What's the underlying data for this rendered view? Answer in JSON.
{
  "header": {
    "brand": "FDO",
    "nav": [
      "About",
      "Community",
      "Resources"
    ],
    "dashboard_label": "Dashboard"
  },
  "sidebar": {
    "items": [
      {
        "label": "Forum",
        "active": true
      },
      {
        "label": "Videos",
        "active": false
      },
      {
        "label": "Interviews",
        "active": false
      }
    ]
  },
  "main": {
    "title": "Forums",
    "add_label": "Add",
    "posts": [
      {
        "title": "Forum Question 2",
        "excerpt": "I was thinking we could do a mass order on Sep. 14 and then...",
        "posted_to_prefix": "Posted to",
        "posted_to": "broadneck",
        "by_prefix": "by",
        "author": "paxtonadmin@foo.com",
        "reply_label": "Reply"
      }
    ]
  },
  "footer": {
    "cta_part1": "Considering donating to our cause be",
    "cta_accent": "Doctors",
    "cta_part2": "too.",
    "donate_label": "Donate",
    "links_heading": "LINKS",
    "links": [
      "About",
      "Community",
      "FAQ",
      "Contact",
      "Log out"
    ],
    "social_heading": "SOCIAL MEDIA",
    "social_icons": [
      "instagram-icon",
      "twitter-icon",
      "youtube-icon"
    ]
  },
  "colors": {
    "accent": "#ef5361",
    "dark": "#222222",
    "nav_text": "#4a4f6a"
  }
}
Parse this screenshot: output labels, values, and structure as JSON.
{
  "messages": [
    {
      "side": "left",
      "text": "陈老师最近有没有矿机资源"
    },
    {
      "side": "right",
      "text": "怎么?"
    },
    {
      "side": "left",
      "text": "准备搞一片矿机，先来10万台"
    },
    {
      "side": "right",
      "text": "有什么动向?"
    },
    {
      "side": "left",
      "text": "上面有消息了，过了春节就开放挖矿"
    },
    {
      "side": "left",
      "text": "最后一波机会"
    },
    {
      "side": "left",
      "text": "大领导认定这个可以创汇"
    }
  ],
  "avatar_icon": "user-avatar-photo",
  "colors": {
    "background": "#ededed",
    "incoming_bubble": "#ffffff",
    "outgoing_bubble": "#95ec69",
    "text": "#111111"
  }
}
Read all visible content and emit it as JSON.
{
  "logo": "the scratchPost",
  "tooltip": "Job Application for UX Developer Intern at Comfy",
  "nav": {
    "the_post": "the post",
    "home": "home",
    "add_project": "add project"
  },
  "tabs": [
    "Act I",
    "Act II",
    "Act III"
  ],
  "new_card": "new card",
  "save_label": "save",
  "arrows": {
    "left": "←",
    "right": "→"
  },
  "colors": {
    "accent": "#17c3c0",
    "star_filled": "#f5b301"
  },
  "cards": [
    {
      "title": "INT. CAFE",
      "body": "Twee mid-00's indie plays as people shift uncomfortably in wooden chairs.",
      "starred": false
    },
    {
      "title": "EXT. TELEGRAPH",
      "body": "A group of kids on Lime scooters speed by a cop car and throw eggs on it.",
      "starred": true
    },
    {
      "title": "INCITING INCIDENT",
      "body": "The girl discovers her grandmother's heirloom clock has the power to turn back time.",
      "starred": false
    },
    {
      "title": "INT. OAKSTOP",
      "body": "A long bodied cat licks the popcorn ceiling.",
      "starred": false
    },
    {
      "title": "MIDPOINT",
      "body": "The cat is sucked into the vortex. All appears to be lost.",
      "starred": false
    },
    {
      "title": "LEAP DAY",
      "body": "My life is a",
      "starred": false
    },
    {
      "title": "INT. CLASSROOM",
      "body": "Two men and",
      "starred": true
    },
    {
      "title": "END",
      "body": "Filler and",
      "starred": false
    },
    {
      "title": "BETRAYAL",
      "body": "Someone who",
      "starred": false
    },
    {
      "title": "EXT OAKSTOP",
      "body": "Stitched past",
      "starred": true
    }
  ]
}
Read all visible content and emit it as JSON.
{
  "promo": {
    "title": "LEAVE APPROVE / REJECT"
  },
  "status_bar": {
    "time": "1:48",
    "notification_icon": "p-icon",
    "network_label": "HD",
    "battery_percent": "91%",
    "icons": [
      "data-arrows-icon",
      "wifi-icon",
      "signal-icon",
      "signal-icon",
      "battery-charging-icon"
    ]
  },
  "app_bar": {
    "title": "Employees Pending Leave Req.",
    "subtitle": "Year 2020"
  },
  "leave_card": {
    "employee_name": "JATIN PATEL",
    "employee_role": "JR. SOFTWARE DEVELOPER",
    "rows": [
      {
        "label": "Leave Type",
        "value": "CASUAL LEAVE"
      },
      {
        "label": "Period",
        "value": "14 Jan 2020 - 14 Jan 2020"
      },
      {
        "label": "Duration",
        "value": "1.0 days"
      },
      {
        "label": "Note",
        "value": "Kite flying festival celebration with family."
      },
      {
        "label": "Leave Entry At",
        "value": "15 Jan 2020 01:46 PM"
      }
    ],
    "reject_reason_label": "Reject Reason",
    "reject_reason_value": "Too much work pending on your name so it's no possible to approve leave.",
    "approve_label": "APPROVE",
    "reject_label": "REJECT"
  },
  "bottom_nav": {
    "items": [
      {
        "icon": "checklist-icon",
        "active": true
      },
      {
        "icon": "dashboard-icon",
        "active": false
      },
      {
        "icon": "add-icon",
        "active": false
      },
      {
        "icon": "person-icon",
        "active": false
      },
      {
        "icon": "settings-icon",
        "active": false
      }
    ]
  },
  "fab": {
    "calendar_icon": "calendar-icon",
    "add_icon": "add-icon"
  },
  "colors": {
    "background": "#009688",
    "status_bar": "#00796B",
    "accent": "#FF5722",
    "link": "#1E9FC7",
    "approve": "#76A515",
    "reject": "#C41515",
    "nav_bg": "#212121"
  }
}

Work to be completed = Restate every record exactly, leaving nothing out.

Full solution =
What's the underlying data for this rendered view? Answer in JSON.
{
  "header": {
    "brand": "FDO",
    "nav": [
      "About",
      "Community",
      "Resources"
    ],
    "dashboard_label": "Dashboard"
  },
  "sidebar": {
    "items": [
      {
        "label": "Forum",
        "active": true
      },
      {
        "label": "Videos",
        "active": false
      },
      {
        "label": "Interviews",
        "active": false
      }
    ]
  },
  "main": {
    "title": "Forums",
    "add_label": "Add",
    "posts": [
      {
        "title": "Forum Question 2",
        "excerpt": "I was thinking we could do a mass order on Sep. 14 and then...",
        "posted_to_prefix": "Posted to",
        "posted_to": "broadneck",
        "by_prefix": "by",
        "author": "paxtonadmin@foo.com",
        "reply_label": "Reply"
      }
    ]
  },
  "footer": {
    "cta_part1": "Considering donating to our cause be",
    "cta_accent": "Doctors",
    "cta_part2": "too.",
    "donate_label": "Donate",
    "links_heading": "LINKS",
    "links": [
      "About",
      "Community",
      "FAQ",
      "Contact",
      "Log out"
    ],
    "social_heading": "SOCIAL MEDIA",
    "social_icons": [
      "instagram-icon",
      "twitter-icon",
      "youtube-icon"
    ]
  },
  "colors": {
    "accent": "#ef5361",
    "dark": "#222222",
    "nav_text": "#4a4f6a"
  }
}
Parse this screenshot: output labels, values, and structure as JSON.
{
  "messages": [
    {
      "side": "left",
      "text": "陈老师最近有没有矿机资源"
    },
    {
      "side": "right",
      "text": "怎么?"
    },
    {
      "side": "left",
      "text": "准备搞一片矿机，先来10万台"
    },
    {
      "side": "right",
      "text": "有什么动向?"
    },
    {
      "side": "left",
      "text": "上面有消息了，过了春节就开放挖矿"
    },
    {
      "side": "left",
      "text": "最后一波机会"
    },
    {
      "side": "left",
      "text": "大领导认定这个可以创汇"
    }
  ],
  "avatar_icon": "user-avatar-photo",
  "colors": {
    "background": "#ededed",
    "incoming_bubble": "#ffffff",
    "outgoing_bubble": "#95ec69",
    "text": "#111111"
  }
}
Read all visible content and emit it as JSON.
{
  "logo": "the scratchPost",
  "tooltip": "Job Application for UX Developer Intern at Comfy",
  "nav": {
    "the_post": "the post",
    "home": "home",
    "add_project": "add project"
  },
  "tabs": [
    "Act I",
    "Act II",
    "Act III"
  ],
  "new_card": "new card",
  "save_label": "save",
  "arrows": {
    "left": "←",
    "right": "→"
  },
  "colors": {
    "accent": "#17c3c0",
    "star_filled": "#f5b301"
  },
  "cards": [
    {
      "title": "INT. CAFE",
      "body": "Twee mid-00's indie plays as people shift uncomfortably in wooden chairs.",
      "starred": false
    },
    {
      "title": "EXT. TELEGRAPH",
      "body": "A group of kids on Lime scooters speed by a cop car and throw eggs on it.",
      "starred": true
    },
    {
      "title": "INCITING INCIDENT",
      "body": "The girl discovers her grandmother's heirloom clock has the power to turn back time.",
      "starred": false
    },
    {
      "title": "INT. OAKSTOP",
      "body": "A long bodied cat licks the popcorn ceiling.",
      "starred": false
    },
    {
      "title": "MIDPOINT",
      "body": "The cat is sucked into the vortex. All appears to be lost.",
      "starred": false
    },
    {
      "title": "LEAP DAY",
      "body": "My life is a",
      "starred": false
    },
    {
      "title": "INT. CLASSROOM",
      "body": "Two men and",
      "starred": true
    },
    {
      "title": "END",
      "body": "Filler and",
      "starred": false
    },
    {
      "title": "BETRAYAL",
      "body": "Someone who",
      "starred": false
    },
    {
      "title": "EXT OAKSTOP",
      "body": "Stitched past",
      "starred": true
    }
  ]
}
Read all visible content and emit it as JSON.
{
  "promo": {
    "title": "LEAVE APPROVE / REJECT"
  },
  "status_bar": {
    "time": "1:48",
    "notification_icon": "p-icon",
    "network_label": "HD",
    "battery_percent": "91%",
    "icons": [
      "data-arrows-icon",
      "wifi-icon",
      "signal-icon",
      "signal-icon",
      "battery-charging-icon"
    ]
  },
  "app_bar": {
    "title": "Employees Pending Leave Req.",
    "subtitle": "Year 2020"
  },
  "leave_card": {
    "employee_name": "JATIN PATEL",
    "employee_role": "JR. SOFTWARE DEVELOPER",
    "rows": [
      {
        "label": "Leave Type",
        "value": "CASUAL LEAVE"
      },
      {
        "label": "Period",
        "value": "14 Jan 2020 - 14 Jan 2020"
      },
      {
        "label": "Duration",
        "value": "1.0 days"
      },
      {
        "label": "Note",
        "value": "Kite flying festival celebration with family."
      },
      {
        "label": "Leave Entry At",
        "value": "15 Jan 2020 01:46 PM"
      }
    ],
    "reject_reason_label": "Reject Reason",
    "reject_reason_value": "Too much work pending on your name so it's no possible to approve leave.",
    "approve_label": "APPROVE",
    "reject_label": "REJECT"
  },
  "bottom_nav": {
    "items": [
      {
        "icon": "checklist-icon",
        "active": true
      },
      {
        "icon": "dashboard-icon",
        "active": false
      },
      {
        "icon": "add-icon",
        "active": false
      },
      {
        "icon": "person-icon",
        "active": false
      },
      {
        "icon": "settings-icon",
        "active": false
      }
    ]
  },
  "fab": {
    "calendar_icon": "calendar-icon",
    "add_icon": "add-icon"
  },
  "colors": {
    "background": "#009688",
    "status_bar": "#00796B",
    "accent": "#FF5722",
    "link": "#1E9FC7",
    "approve": "#76A515",
    "reject": "#C41515",
    "nav_bg": "#212121"
  }
}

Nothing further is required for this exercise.